#### YOUR TASK:
Reproduce the entire listing word for word.

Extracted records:
## Begin
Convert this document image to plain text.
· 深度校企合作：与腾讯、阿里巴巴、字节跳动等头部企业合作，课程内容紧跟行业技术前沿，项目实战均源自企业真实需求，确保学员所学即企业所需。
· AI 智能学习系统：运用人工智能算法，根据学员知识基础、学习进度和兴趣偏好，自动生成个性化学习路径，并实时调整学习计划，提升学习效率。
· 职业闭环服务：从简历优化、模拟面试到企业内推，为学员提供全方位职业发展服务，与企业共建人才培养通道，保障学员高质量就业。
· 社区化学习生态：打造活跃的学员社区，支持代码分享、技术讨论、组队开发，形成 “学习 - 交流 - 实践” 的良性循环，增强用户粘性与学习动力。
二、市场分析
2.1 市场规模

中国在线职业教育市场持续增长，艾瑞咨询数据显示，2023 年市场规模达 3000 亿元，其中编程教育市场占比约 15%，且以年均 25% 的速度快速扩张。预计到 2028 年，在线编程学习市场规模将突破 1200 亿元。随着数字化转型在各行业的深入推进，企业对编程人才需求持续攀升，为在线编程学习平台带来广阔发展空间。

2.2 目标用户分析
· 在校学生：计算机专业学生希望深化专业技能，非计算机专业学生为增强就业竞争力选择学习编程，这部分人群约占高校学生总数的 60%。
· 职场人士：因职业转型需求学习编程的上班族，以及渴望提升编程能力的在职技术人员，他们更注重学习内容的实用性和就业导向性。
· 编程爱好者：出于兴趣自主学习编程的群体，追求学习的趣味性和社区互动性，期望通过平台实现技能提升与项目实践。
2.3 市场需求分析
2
## End
#### SOLUTION TO THIS PROBLEM:
Convert this document image to plain text.
· 深度校企合作：与腾讯、阿里巴巴、字节跳动等头部企业合作，课程内容紧跟行业技术前沿，项目实战均源自企业真实需求，确保学员所学即企业所需。
· AI 智能学习系统：运用人工智能算法，根据学员知识基础、学习进度和兴趣偏好，自动生成个性化学习路径，并实时调整学习计划，提升学习效率。
· 职业闭环服务：从简历优化、模拟面试到企业内推，为学员提供全方位职业发展服务，与企业共建人才培养通道，保障学员高质量就业。
· 社区化学习生态：打造活跃的学员社区，支持代码分享、技术讨论、组队开发，形成 “学习 - 交流 - 实践” 的良性循环，增强用户粘性与学习动力。
二、市场分析
2.1 市场规模

中国在线职业教育市场持续增长，艾瑞咨询数据显示，2023 年市场规模达 3000 亿元，其中编程教育市场占比约 15%，且以年均 25% 的速度快速扩张。预计到 2028 年，在线编程学习市场规模将突破 1200 亿元。随着数字化转型在各行业的深入推进，企业对编程人才需求持续攀升，为在线编程学习平台带来广阔发展空间。

2.2 目标用户分析
· 在校学生：计算机专业学生希望深化专业技能，非计算机专业学生为增强就业竞争力选择学习编程，这部分人群约占高校学生总数的 60%。
· 职场人士：因职业转型需求学习编程的上班族，以及渴望提升编程能力的在职技术人员，他们更注重学习内容的实用性和就业导向性。
· 编程爱好者：出于兴趣自主学习编程的群体，追求学习的趣味性和社区互动性，期望通过平台实现技能提升与项目实践。
2.3 市场需求分析
2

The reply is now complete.